Brief
Extract every line below, verbatim.

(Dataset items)
━━━
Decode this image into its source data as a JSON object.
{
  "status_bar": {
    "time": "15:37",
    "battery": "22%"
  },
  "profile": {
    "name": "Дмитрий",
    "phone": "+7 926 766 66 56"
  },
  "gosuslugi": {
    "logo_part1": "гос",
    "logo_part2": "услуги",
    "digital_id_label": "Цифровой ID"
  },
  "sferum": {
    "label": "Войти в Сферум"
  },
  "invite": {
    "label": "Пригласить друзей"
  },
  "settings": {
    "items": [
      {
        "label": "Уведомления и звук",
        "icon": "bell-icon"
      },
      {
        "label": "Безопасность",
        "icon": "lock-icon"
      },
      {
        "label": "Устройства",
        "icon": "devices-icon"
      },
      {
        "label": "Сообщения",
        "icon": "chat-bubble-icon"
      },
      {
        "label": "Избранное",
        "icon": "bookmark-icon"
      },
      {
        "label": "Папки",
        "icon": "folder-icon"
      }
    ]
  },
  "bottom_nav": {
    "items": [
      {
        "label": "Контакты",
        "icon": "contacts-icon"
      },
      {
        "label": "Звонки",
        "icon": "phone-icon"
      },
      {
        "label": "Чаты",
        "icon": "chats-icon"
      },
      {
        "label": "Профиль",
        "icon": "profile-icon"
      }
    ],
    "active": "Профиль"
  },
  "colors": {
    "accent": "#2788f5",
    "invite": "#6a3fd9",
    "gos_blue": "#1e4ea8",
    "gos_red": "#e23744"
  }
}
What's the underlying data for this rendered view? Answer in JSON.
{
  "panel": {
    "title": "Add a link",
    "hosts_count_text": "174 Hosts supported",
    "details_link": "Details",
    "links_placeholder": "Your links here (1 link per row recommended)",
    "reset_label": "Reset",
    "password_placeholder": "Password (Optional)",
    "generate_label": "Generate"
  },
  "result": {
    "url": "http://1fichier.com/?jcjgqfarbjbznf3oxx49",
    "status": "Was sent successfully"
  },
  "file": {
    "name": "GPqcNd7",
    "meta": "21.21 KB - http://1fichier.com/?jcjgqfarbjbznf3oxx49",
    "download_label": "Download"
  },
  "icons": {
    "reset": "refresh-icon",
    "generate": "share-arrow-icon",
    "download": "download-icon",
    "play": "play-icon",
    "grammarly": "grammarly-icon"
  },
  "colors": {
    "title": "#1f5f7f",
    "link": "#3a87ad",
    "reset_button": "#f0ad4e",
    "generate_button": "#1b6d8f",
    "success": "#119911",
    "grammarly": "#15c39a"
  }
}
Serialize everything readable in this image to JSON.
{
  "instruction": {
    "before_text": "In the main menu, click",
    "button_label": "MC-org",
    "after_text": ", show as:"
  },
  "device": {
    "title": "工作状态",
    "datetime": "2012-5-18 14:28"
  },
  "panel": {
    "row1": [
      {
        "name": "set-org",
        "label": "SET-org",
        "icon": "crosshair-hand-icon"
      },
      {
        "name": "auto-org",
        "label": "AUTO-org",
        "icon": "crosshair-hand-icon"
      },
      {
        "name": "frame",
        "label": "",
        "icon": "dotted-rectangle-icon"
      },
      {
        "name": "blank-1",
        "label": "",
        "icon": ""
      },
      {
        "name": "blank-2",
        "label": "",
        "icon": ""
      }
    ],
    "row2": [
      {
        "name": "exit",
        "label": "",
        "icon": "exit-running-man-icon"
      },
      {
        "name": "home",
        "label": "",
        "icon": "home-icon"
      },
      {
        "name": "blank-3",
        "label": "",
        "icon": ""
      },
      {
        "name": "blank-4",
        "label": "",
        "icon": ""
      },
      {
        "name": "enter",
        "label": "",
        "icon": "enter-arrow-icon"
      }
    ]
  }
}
━━━
Result of the exercise
Decode this image into its source data as a JSON object.
{
  "status_bar": {
    "time": "15:37",
    "battery": "22%"
  },
  "profile": {
    "name": "Дмитрий",
    "phone": "+7 926 766 66 56"
  },
  "gosuslugi": {
    "logo_part1": "гос",
    "logo_part2": "услуги",
    "digital_id_label": "Цифровой ID"
  },
  "sferum": {
    "label": "Войти в Сферум"
  },
  "invite": {
    "label": "Пригласить друзей"
  },
  "settings": {
    "items": [
      {
        "label": "Уведомления и звук",
        "icon": "bell-icon"
      },
      {
        "label": "Безопасность",
        "icon": "lock-icon"
      },
      {
        "label": "Устройства",
        "icon": "devices-icon"
      },
      {
        "label": "Сообщения",
        "icon": "chat-bubble-icon"
      },
      {
        "label": "Избранное",
        "icon": "bookmark-icon"
      },
      {
        "label": "Папки",
        "icon": "folder-icon"
      }
    ]
  },
  "bottom_nav": {
    "items": [
      {
        "label": "Контакты",
        "icon": "contacts-icon"
      },
      {
        "label": "Звонки",
        "icon": "phone-icon"
      },
      {
        "label": "Чаты",
        "icon": "chats-icon"
      },
      {
        "label": "Профиль",
        "icon": "profile-icon"
      }
    ],
    "active": "Профиль"
  },
  "colors": {
    "accent": "#2788f5",
    "invite": "#6a3fd9",
    "gos_blue": "#1e4ea8",
    "gos_red": "#e23744"
  }
}
What's the underlying data for this rendered view? Answer in JSON.
{
  "panel": {
    "title": "Add a link",
    "hosts_count_text": "174 Hosts supported",
    "details_link": "Details",
    "links_placeholder": "Your links here (1 link per row recommended)",
    "reset_label": "Reset",
    "password_placeholder": "Password (Optional)",
    "generate_label": "Generate"
  },
  "result": {
    "url": "http://1fichier.com/?jcjgqfarbjbznf3oxx49",
    "status": "Was sent successfully"
  },
  "file": {
    "name": "GPqcNd7",
    "meta": "21.21 KB - http://1fichier.com/?jcjgqfarbjbznf3oxx49",
    "download_label": "Download"
  },
  "icons": {
    "reset": "refresh-icon",
    "generate": "share-arrow-icon",
    "download": "download-icon",
    "play": "play-icon",
    "grammarly": "grammarly-icon"
  },
  "colors": {
    "title": "#1f5f7f",
    "link": "#3a87ad",
    "reset_button": "#f0ad4e",
    "generate_button": "#1b6d8f",
    "success": "#119911",
    "grammarly": "#15c39a"
  }
}
Serialize everything readable in this image to JSON.
{
  "instruction": {
    "before_text": "In the main menu, click",
    "button_label": "MC-org",
    "after_text": ", show as:"
  },
  "device": {
    "title": "工作状态",
    "datetime": "2012-5-18 14:28"
  },
  "panel": {
    "row1": [
      {
        "name": "set-org",
        "label": "SET-org",
        "icon": "crosshair-hand-icon"
      },
      {
        "name": "auto-org",
        "label": "AUTO-org",
        "icon": "crosshair-hand-icon"
      },
      {
        "name": "frame",
        "label": "",
        "icon": "dotted-rectangle-icon"
      },
      {
        "name": "blank-1",
        "label": "",
        "icon": ""
      },
      {
        "name": "blank-2",
        "label": "",
        "icon": ""
      }
    ],
    "row2": [
      {
        "name": "exit",
        "label": "",
        "icon": "exit-running-man-icon"
      },
      {
        "name": "home",
        "label": "",
        "icon": "home-icon"
      },
      {
        "name": "blank-3",
        "label": "",
        "icon": ""
      },
      {
        "name": "blank-4",
        "label": "",
        "icon": ""
      },
      {
        "name": "enter",
        "label": "",
        "icon": "enter-arrow-icon"
      }
    ]
  }
}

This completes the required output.